→ STATED PROBLEM
Transcribe the listing verbatim. Do not carry over any pictures.
*** RAW DATA ***
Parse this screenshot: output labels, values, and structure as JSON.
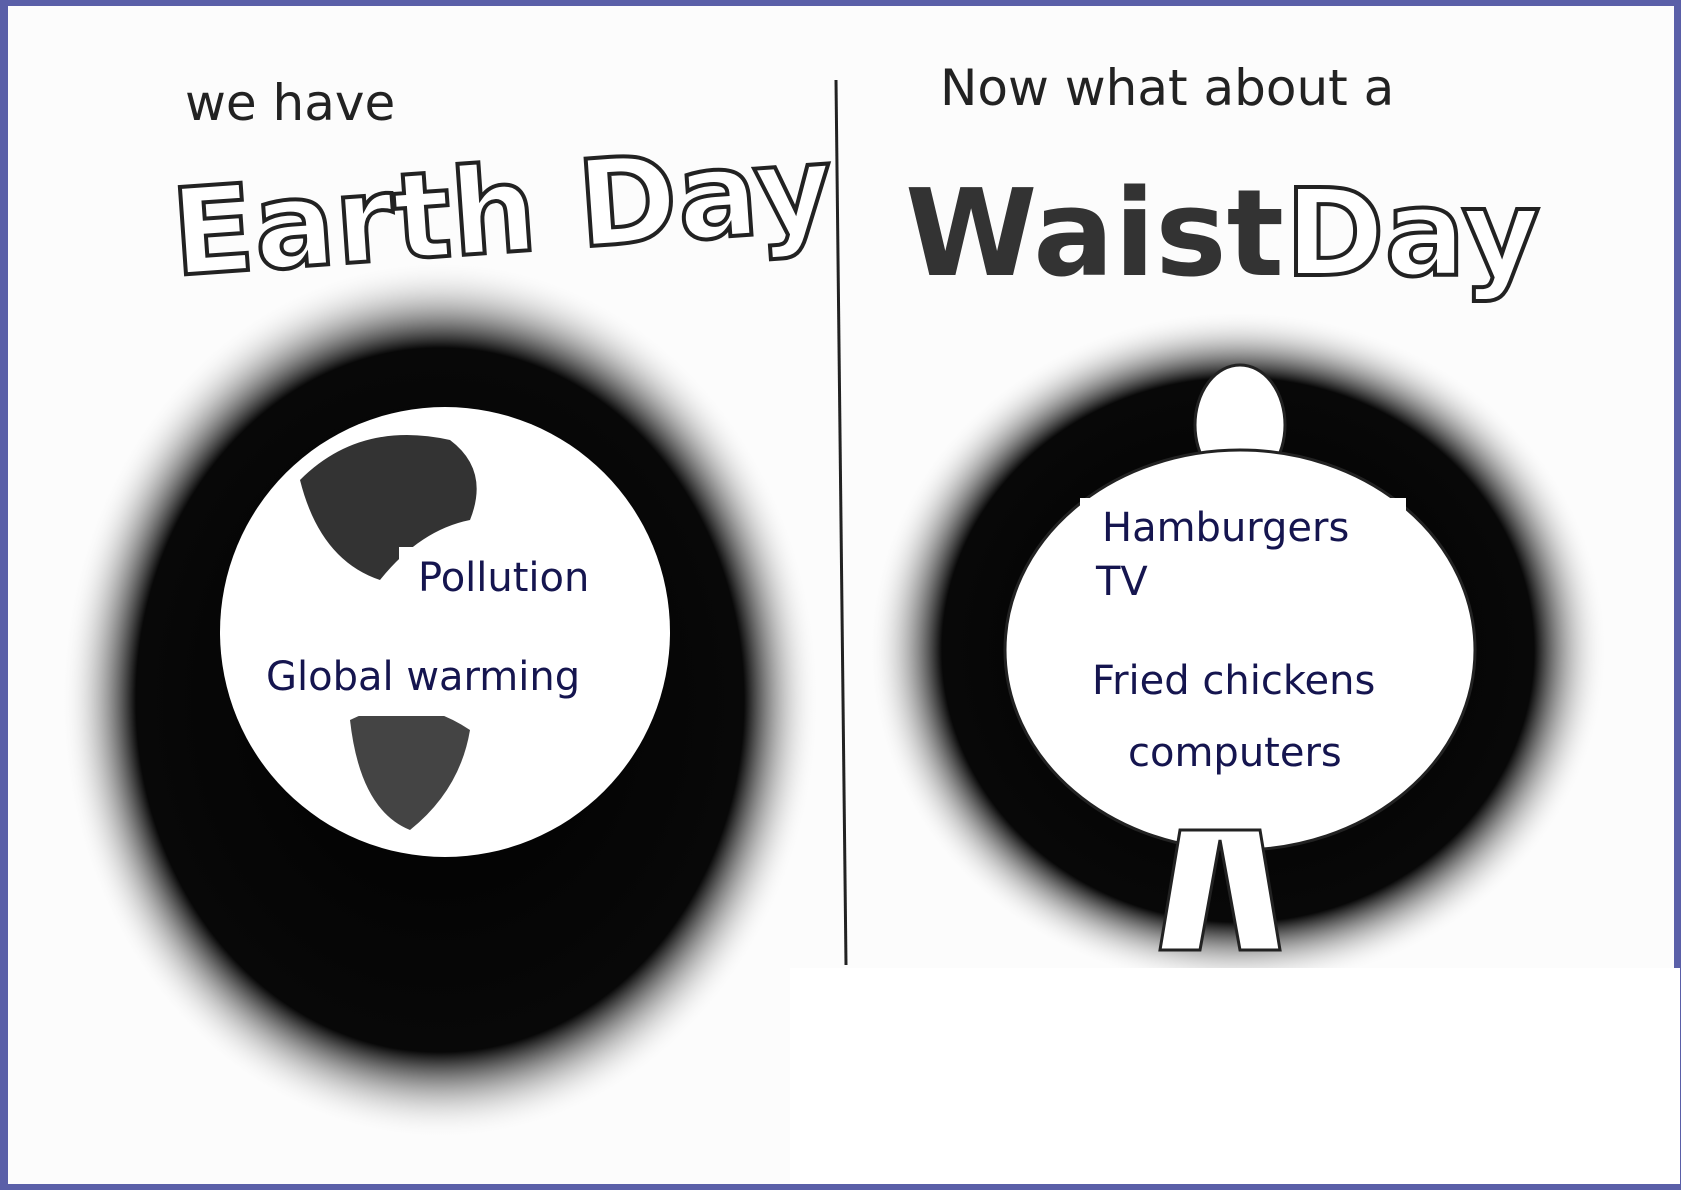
{
  "left_panel": {
    "caption": "we have",
    "title": "Earth Day",
    "labels": [
      "Pollution",
      "Global warming"
    ]
  },
  "right_panel": {
    "caption": "Now what about a",
    "title_words": [
      "Waist",
      "Day"
    ],
    "labels": [
      "Hamburgers",
      "TV",
      "Fried chickens",
      "computers"
    ]
  }
}
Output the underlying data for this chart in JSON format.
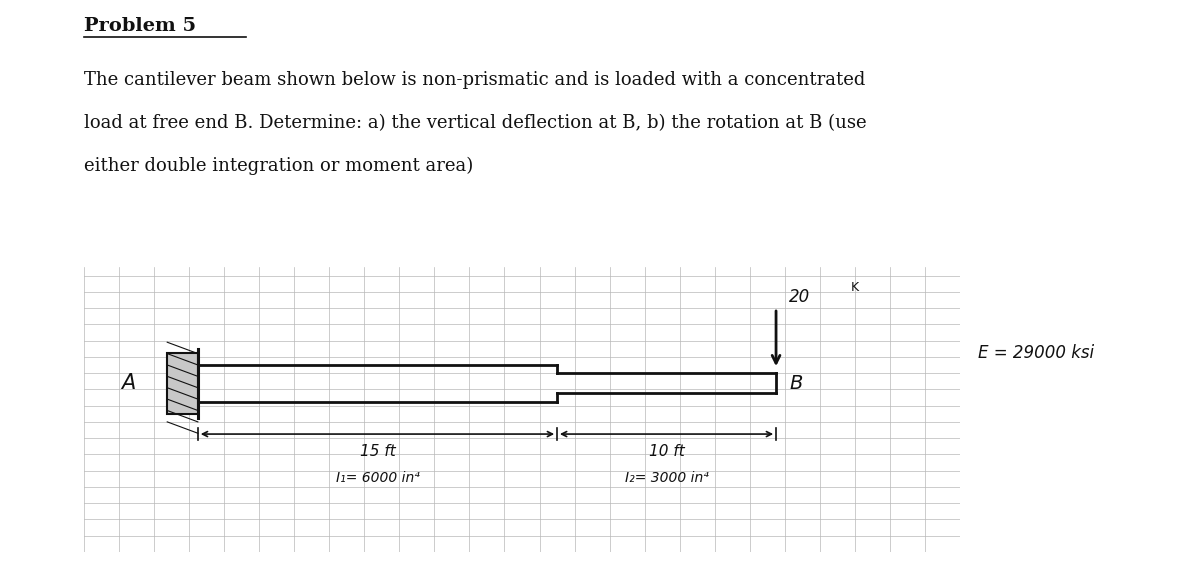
{
  "title": "Problem 5",
  "description_lines": [
    "The cantilever beam shown below is non-prismatic and is loaded with a concentrated",
    "load at free end B. Determine: a) the vertical deflection at B, b) the rotation at B (use",
    "either double integration or moment area)"
  ],
  "bg_color": "#ffffff",
  "diagram_bg": "#d4d4d4",
  "grid_color": "#b8b8b8",
  "beam_color": "#111111",
  "text_color": "#111111",
  "span1_label": "15 ft",
  "span2_label": "10 ft",
  "I1_label": "I₁= 6000 in⁴",
  "I2_label": "I₂= 3000 in⁴",
  "E_label": "E = 29000 ksi"
}
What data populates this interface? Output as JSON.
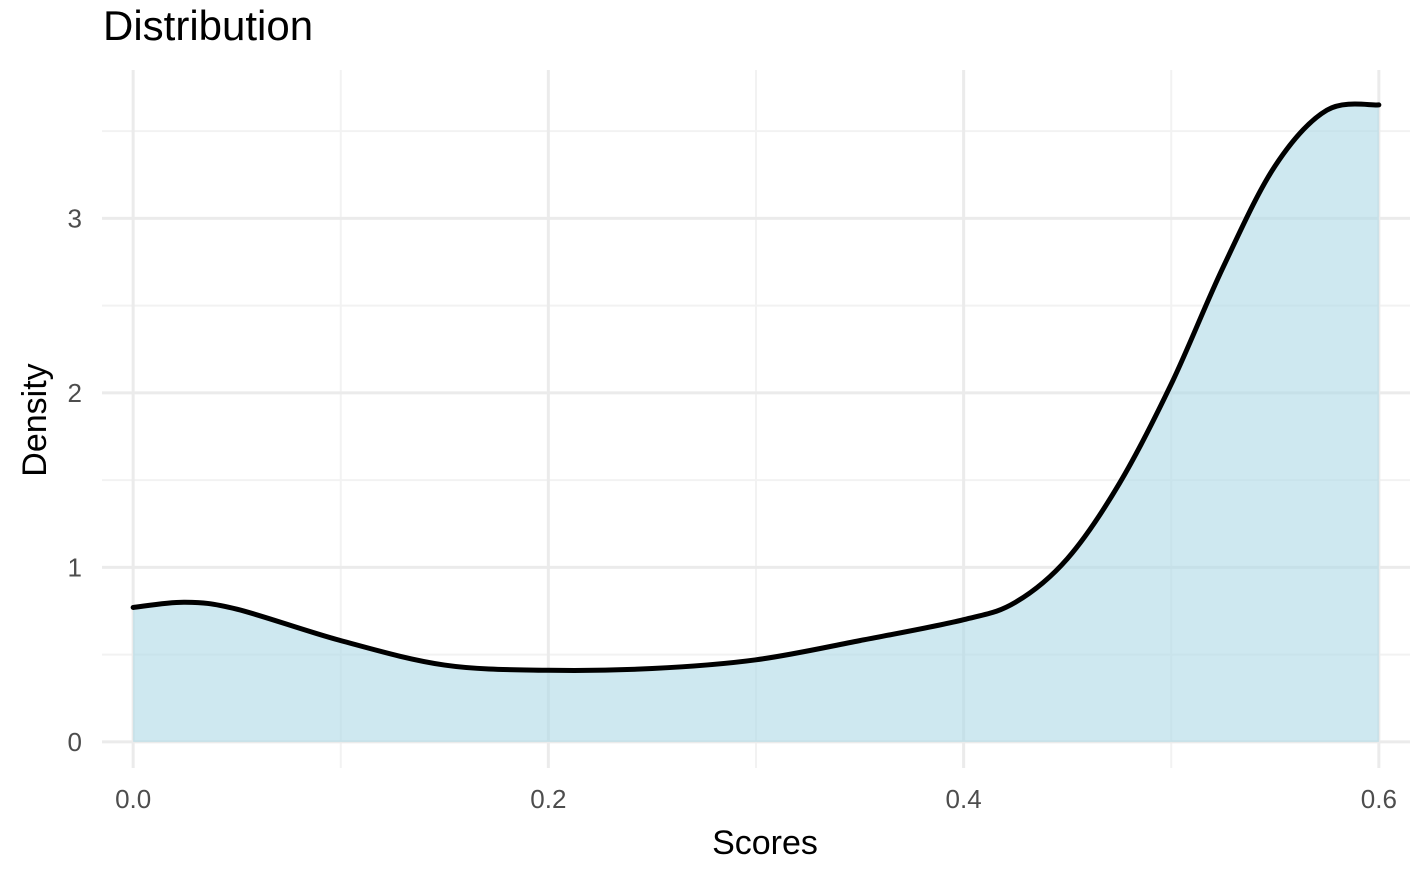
{
  "chart_data": {
    "type": "area",
    "title": "Distribution",
    "xlabel": "Scores",
    "ylabel": "Density",
    "xlim": [
      -0.015,
      0.615
    ],
    "ylim": [
      -0.15,
      3.85
    ],
    "x_ticks": [
      0.0,
      0.2,
      0.4,
      0.6
    ],
    "x_tick_labels": [
      "0.0",
      "0.2",
      "0.4",
      "0.6"
    ],
    "x_minor_ticks": [
      0.1,
      0.3,
      0.5
    ],
    "y_ticks": [
      0,
      1,
      2,
      3
    ],
    "y_tick_labels": [
      "0",
      "1",
      "2",
      "3"
    ],
    "y_minor_ticks": [
      0.5,
      1.5,
      2.5,
      3.5
    ],
    "grid": true,
    "fill_color": "#add8e6",
    "fill_opacity": 0.6,
    "line_color": "#000000",
    "series": [
      {
        "x": [
          0.0,
          0.025,
          0.05,
          0.1,
          0.15,
          0.2,
          0.25,
          0.3,
          0.35,
          0.4,
          0.425,
          0.45,
          0.475,
          0.5,
          0.525,
          0.55,
          0.575,
          0.6
        ],
        "y": [
          0.77,
          0.8,
          0.76,
          0.58,
          0.44,
          0.41,
          0.42,
          0.47,
          0.58,
          0.7,
          0.8,
          1.05,
          1.48,
          2.05,
          2.72,
          3.3,
          3.62,
          3.65
        ]
      }
    ]
  }
}
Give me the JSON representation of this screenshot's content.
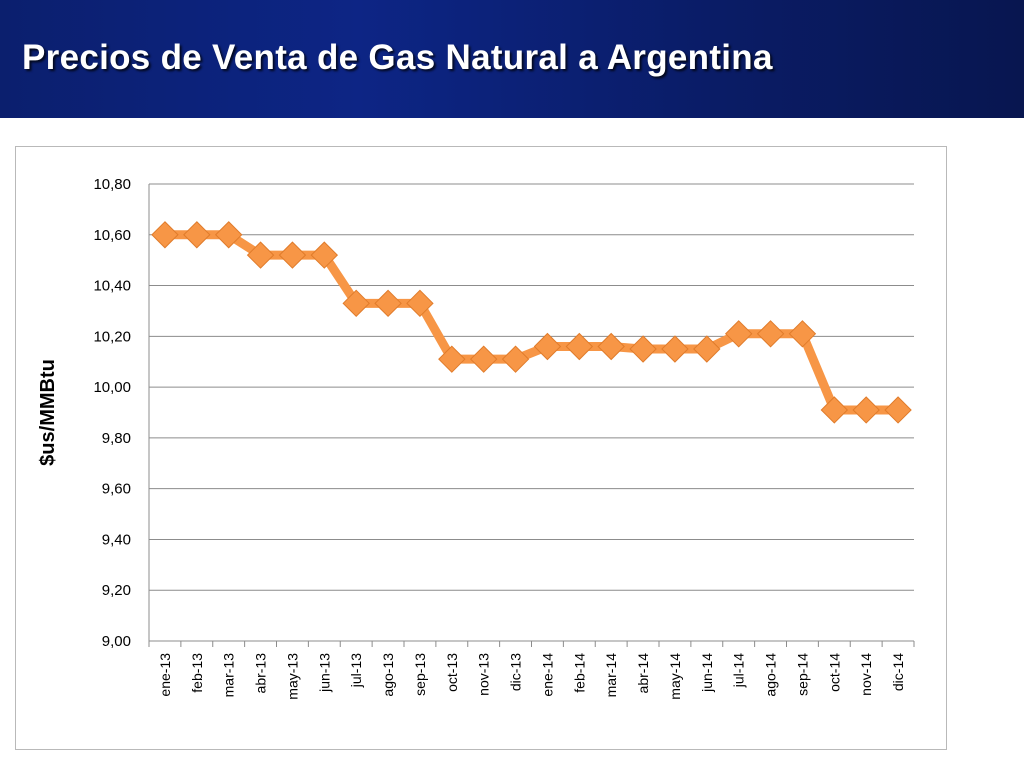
{
  "header": {
    "title": "Precios de Venta de Gas Natural a Argentina",
    "background_color": "#0d2585"
  },
  "chart_data": {
    "type": "line",
    "title": "",
    "xlabel": "",
    "ylabel": "$us/MMBtu",
    "ylim": [
      9.0,
      10.8
    ],
    "ytick_step": 0.2,
    "yticks": [
      "9,00",
      "9,20",
      "9,40",
      "9,60",
      "9,80",
      "10,00",
      "10,20",
      "10,40",
      "10,60",
      "10,80"
    ],
    "grid": true,
    "legend": "none",
    "line_color": "#f79646",
    "categories": [
      "ene-13",
      "feb-13",
      "mar-13",
      "abr-13",
      "may-13",
      "jun-13",
      "jul-13",
      "ago-13",
      "sep-13",
      "oct-13",
      "nov-13",
      "dic-13",
      "ene-14",
      "feb-14",
      "mar-14",
      "abr-14",
      "may-14",
      "jun-14",
      "jul-14",
      "ago-14",
      "sep-14",
      "oct-14",
      "nov-14",
      "dic-14"
    ],
    "values": [
      10.6,
      10.6,
      10.6,
      10.52,
      10.52,
      10.52,
      10.33,
      10.33,
      10.33,
      10.11,
      10.11,
      10.11,
      10.16,
      10.16,
      10.16,
      10.15,
      10.15,
      10.15,
      10.21,
      10.21,
      10.21,
      9.91,
      9.91,
      9.91
    ]
  }
}
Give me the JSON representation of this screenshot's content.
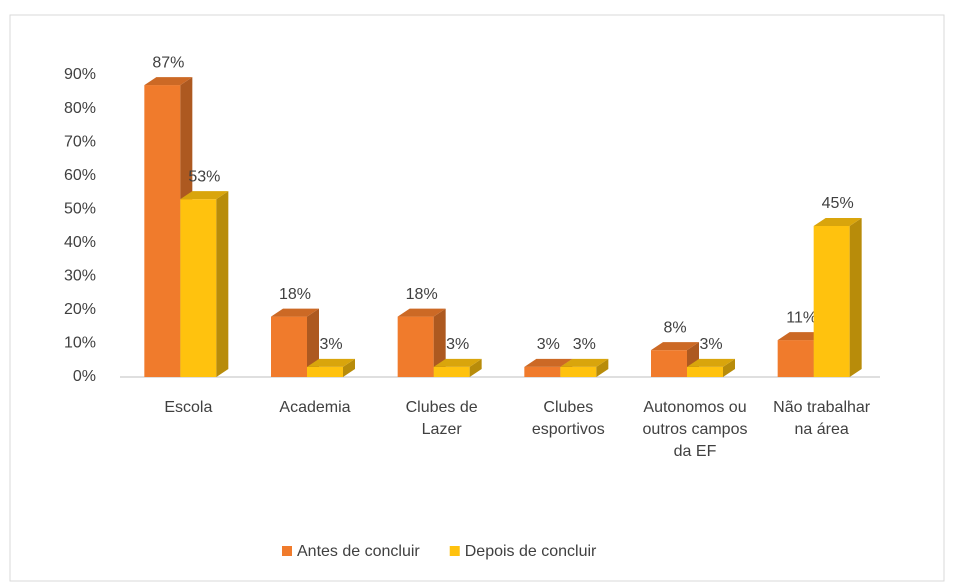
{
  "chart_data": {
    "type": "bar3d",
    "categories": [
      "Escola",
      "Academia",
      "Clubes de Lazer",
      "Clubes esportivos",
      "Autonomos ou outros campos da EF",
      "Não trabalhar na área"
    ],
    "series": [
      {
        "name": "Antes de concluir",
        "color": "#f07b2c",
        "values": [
          87,
          18,
          18,
          3,
          8,
          11
        ],
        "value_labels": [
          "87%",
          "18%",
          "18%",
          "3%",
          "8%",
          "11%"
        ]
      },
      {
        "name": "Depois de concluir",
        "color": "#ffc20e",
        "values": [
          53,
          3,
          3,
          3,
          3,
          45
        ],
        "value_labels": [
          "53%",
          "3%",
          "3%",
          "3%",
          "3%",
          "45%"
        ]
      }
    ],
    "ylim": [
      0,
      90
    ],
    "yticks": [
      {
        "value": 0,
        "label": "0%"
      },
      {
        "value": 10,
        "label": "10%"
      },
      {
        "value": 20,
        "label": "20%"
      },
      {
        "value": 30,
        "label": "30%"
      },
      {
        "value": 40,
        "label": "40%"
      },
      {
        "value": 50,
        "label": "50%"
      },
      {
        "value": 60,
        "label": "60%"
      },
      {
        "value": 70,
        "label": "70%"
      },
      {
        "value": 80,
        "label": "80%"
      },
      {
        "value": 90,
        "label": "90%"
      }
    ],
    "legend": "bottom"
  }
}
***
→ OUTPUT BELOW
Parse this screenshot: output labels, values, and structure as JSON.
{
  "left_panel": {
    "caption": "we have",
    "title": "Earth Day",
    "labels": [
      "Pollution",
      "Global warming"
    ]
  },
  "right_panel": {
    "caption": "Now what about a",
    "title_words": [
      "Waist",
      "Day"
    ],
    "labels": [
      "Hamburgers",
      "TV",
      "Fried chickens",
      "computers"
    ]
  }
}
Output the underlying data for this chart in JSON format.
{
  "title": "Problem 5",
  "description_lines": [
    "The cantilever beam shown below is non-prismatic and is loaded with a concentrated",
    "load at free end B. Determine: a) the vertical deflection at B, b) the rotation at B (use",
    "either double integration or moment area)"
  ],
  "bg_color": "#ffffff",
  "diagram_bg": "#d4d4d4",
  "grid_color": "#b8b8b8",
  "beam_color": "#111111",
  "text_color": "#111111",
  "span1_label": "15 ft",
  "span2_label": "10 ft",
  "I1_label": "I₁= 6000 in⁴",
  "I2_label": "I₂= 3000 in⁴",
  "E_label": "E = 29000 ksi"
}
What data populates this interface? Output as JSON.
{
  "chart_data": {
    "type": "area",
    "title": "Distribution",
    "xlabel": "Scores",
    "ylabel": "Density",
    "xlim": [
      -0.015,
      0.615
    ],
    "ylim": [
      -0.15,
      3.85
    ],
    "x_ticks": [
      0.0,
      0.2,
      0.4,
      0.6
    ],
    "x_tick_labels": [
      "0.0",
      "0.2",
      "0.4",
      "0.6"
    ],
    "x_minor_ticks": [
      0.1,
      0.3,
      0.5
    ],
    "y_ticks": [
      0,
      1,
      2,
      3
    ],
    "y_tick_labels": [
      "0",
      "1",
      "2",
      "3"
    ],
    "y_minor_ticks": [
      0.5,
      1.5,
      2.5,
      3.5
    ],
    "grid": true,
    "fill_color": "#add8e6",
    "fill_opacity": 0.6,
    "line_color": "#000000",
    "series": [
      {
        "x": [
          0.0,
          0.025,
          0.05,
          0.1,
          0.15,
          0.2,
          0.25,
          0.3,
          0.35,
          0.4,
          0.425,
          0.45,
          0.475,
          0.5,
          0.525,
          0.55,
          0.575,
          0.6
        ],
        "y": [
          0.77,
          0.8,
          0.76,
          0.58,
          0.44,
          0.41,
          0.42,
          0.47,
          0.58,
          0.7,
          0.8,
          1.05,
          1.48,
          2.05,
          2.72,
          3.3,
          3.62,
          3.65
        ]
      }
    ]
  }
}
Give me the JSON representation of this screenshot's content.
{
  "header": {
    "title": "Precios de Venta de Gas Natural a Argentina",
    "background_color": "#0d2585"
  },
  "chart_data": {
    "type": "line",
    "title": "",
    "xlabel": "",
    "ylabel": "$us/MMBtu",
    "ylim": [
      9.0,
      10.8
    ],
    "ytick_step": 0.2,
    "yticks": [
      "9,00",
      "9,20",
      "9,40",
      "9,60",
      "9,80",
      "10,00",
      "10,20",
      "10,40",
      "10,60",
      "10,80"
    ],
    "grid": true,
    "legend": "none",
    "line_color": "#f79646",
    "categories": [
      "ene-13",
      "feb-13",
      "mar-13",
      "abr-13",
      "may-13",
      "jun-13",
      "jul-13",
      "ago-13",
      "sep-13",
      "oct-13",
      "nov-13",
      "dic-13",
      "ene-14",
      "feb-14",
      "mar-14",
      "abr-14",
      "may-14",
      "jun-14",
      "jul-14",
      "ago-14",
      "sep-14",
      "oct-14",
      "nov-14",
      "dic-14"
    ],
    "values": [
      10.6,
      10.6,
      10.6,
      10.52,
      10.52,
      10.52,
      10.33,
      10.33,
      10.33,
      10.11,
      10.11,
      10.11,
      10.16,
      10.16,
      10.16,
      10.15,
      10.15,
      10.15,
      10.21,
      10.21,
      10.21,
      9.91,
      9.91,
      9.91
    ]
  }
}
Give me the JSON representation of this screenshot's content.
{
  "chart_data": {
    "type": "bar3d",
    "categories": [
      "Escola",
      "Academia",
      "Clubes de Lazer",
      "Clubes esportivos",
      "Autonomos ou outros campos da EF",
      "Não trabalhar na área"
    ],
    "series": [
      {
        "name": "Antes de concluir",
        "color": "#f07b2c",
        "values": [
          87,
          18,
          18,
          3,
          8,
          11
        ],
        "value_labels": [
          "87%",
          "18%",
          "18%",
          "3%",
          "8%",
          "11%"
        ]
      },
      {
        "name": "Depois de concluir",
        "color": "#ffc20e",
        "values": [
          53,
          3,
          3,
          3,
          3,
          45
        ],
        "value_labels": [
          "53%",
          "3%",
          "3%",
          "3%",
          "3%",
          "45%"
        ]
      }
    ],
    "ylim": [
      0,
      90
    ],
    "yticks": [
      {
        "value": 0,
        "label": "0%"
      },
      {
        "value": 10,
        "label": "10%"
      },
      {
        "value": 20,
        "label": "20%"
      },
      {
        "value": 30,
        "label": "30%"
      },
      {
        "value": 40,
        "label": "40%"
      },
      {
        "value": 50,
        "label": "50%"
      },
      {
        "value": 60,
        "label": "60%"
      },
      {
        "value": 70,
        "label": "70%"
      },
      {
        "value": 80,
        "label": "80%"
      },
      {
        "value": 90,
        "label": "90%"
      }
    ],
    "legend": "bottom"
  }
}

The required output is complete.